WHAT IS EXPECTED: Return the material word for word. Do not include the pictures.

-- Begin PROVIDED ENTRIES --

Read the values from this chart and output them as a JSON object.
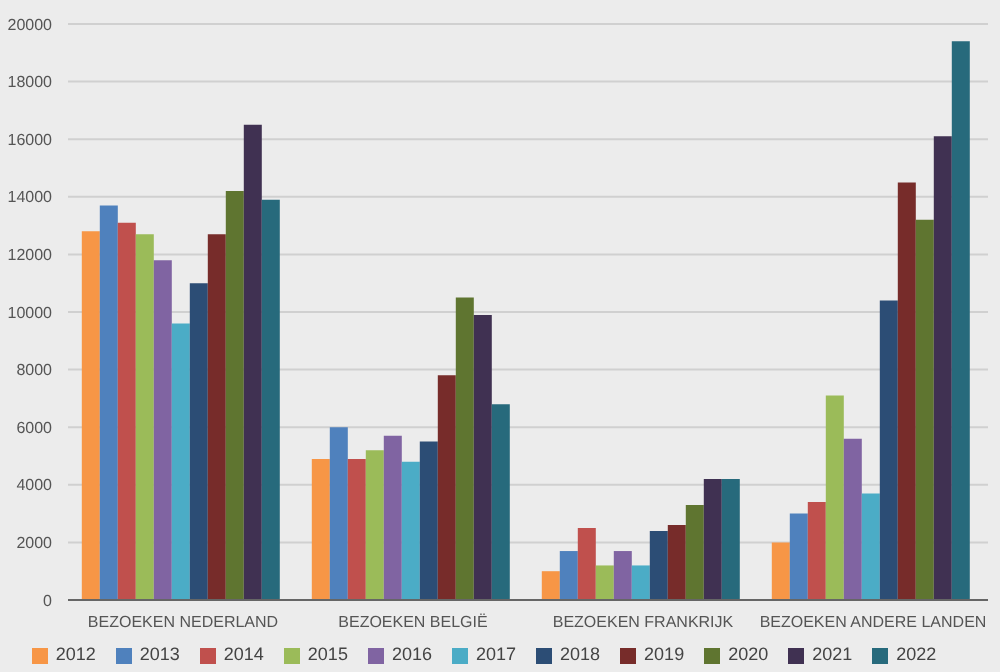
{
  "chart_data": {
    "type": "bar",
    "categories": [
      "BEZOEKEN NEDERLAND",
      "BEZOEKEN BELGIË",
      "BEZOEKEN FRANKRIJK",
      "BEZOEKEN ANDERE LANDEN"
    ],
    "series": [
      {
        "name": "2012",
        "color": "#f79646",
        "values": [
          12800,
          4900,
          1000,
          2000
        ]
      },
      {
        "name": "2013",
        "color": "#4f81bd",
        "values": [
          13700,
          6000,
          1700,
          3000
        ]
      },
      {
        "name": "2014",
        "color": "#c0504d",
        "values": [
          13100,
          4900,
          2500,
          3400
        ]
      },
      {
        "name": "2015",
        "color": "#9bbb59",
        "values": [
          12700,
          5200,
          1200,
          7100
        ]
      },
      {
        "name": "2016",
        "color": "#8064a2",
        "values": [
          11800,
          5700,
          1700,
          5600
        ]
      },
      {
        "name": "2017",
        "color": "#4bacc6",
        "values": [
          9600,
          4800,
          1200,
          3700
        ]
      },
      {
        "name": "2018",
        "color": "#2c4d75",
        "values": [
          11000,
          5500,
          2400,
          10400
        ]
      },
      {
        "name": "2019",
        "color": "#772c2a",
        "values": [
          12700,
          7800,
          2600,
          14500
        ]
      },
      {
        "name": "2020",
        "color": "#5f7530",
        "values": [
          14200,
          10500,
          3300,
          13200
        ]
      },
      {
        "name": "2021",
        "color": "#403152",
        "values": [
          16500,
          9900,
          4200,
          16100
        ]
      },
      {
        "name": "2022",
        "color": "#276a7c",
        "values": [
          13900,
          6800,
          4200,
          19400
        ]
      }
    ],
    "ylim": [
      0,
      20000
    ],
    "yticks": [
      0,
      2000,
      4000,
      6000,
      8000,
      10000,
      12000,
      14000,
      16000,
      18000,
      20000
    ],
    "grid": "y",
    "legend": "bottom"
  }
}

-- End PROVIDED ENTRIES --

WRITTEN ANSWER:
Read the values from this chart and output them as a JSON object.
{
  "chart_data": {
    "type": "bar",
    "categories": [
      "BEZOEKEN NEDERLAND",
      "BEZOEKEN BELGIË",
      "BEZOEKEN FRANKRIJK",
      "BEZOEKEN ANDERE LANDEN"
    ],
    "series": [
      {
        "name": "2012",
        "color": "#f79646",
        "values": [
          12800,
          4900,
          1000,
          2000
        ]
      },
      {
        "name": "2013",
        "color": "#4f81bd",
        "values": [
          13700,
          6000,
          1700,
          3000
        ]
      },
      {
        "name": "2014",
        "color": "#c0504d",
        "values": [
          13100,
          4900,
          2500,
          3400
        ]
      },
      {
        "name": "2015",
        "color": "#9bbb59",
        "values": [
          12700,
          5200,
          1200,
          7100
        ]
      },
      {
        "name": "2016",
        "color": "#8064a2",
        "values": [
          11800,
          5700,
          1700,
          5600
        ]
      },
      {
        "name": "2017",
        "color": "#4bacc6",
        "values": [
          9600,
          4800,
          1200,
          3700
        ]
      },
      {
        "name": "2018",
        "color": "#2c4d75",
        "values": [
          11000,
          5500,
          2400,
          10400
        ]
      },
      {
        "name": "2019",
        "color": "#772c2a",
        "values": [
          12700,
          7800,
          2600,
          14500
        ]
      },
      {
        "name": "2020",
        "color": "#5f7530",
        "values": [
          14200,
          10500,
          3300,
          13200
        ]
      },
      {
        "name": "2021",
        "color": "#403152",
        "values": [
          16500,
          9900,
          4200,
          16100
        ]
      },
      {
        "name": "2022",
        "color": "#276a7c",
        "values": [
          13900,
          6800,
          4200,
          19400
        ]
      }
    ],
    "ylim": [
      0,
      20000
    ],
    "yticks": [
      0,
      2000,
      4000,
      6000,
      8000,
      10000,
      12000,
      14000,
      16000,
      18000,
      20000
    ],
    "grid": "y",
    "legend": "bottom"
  }
}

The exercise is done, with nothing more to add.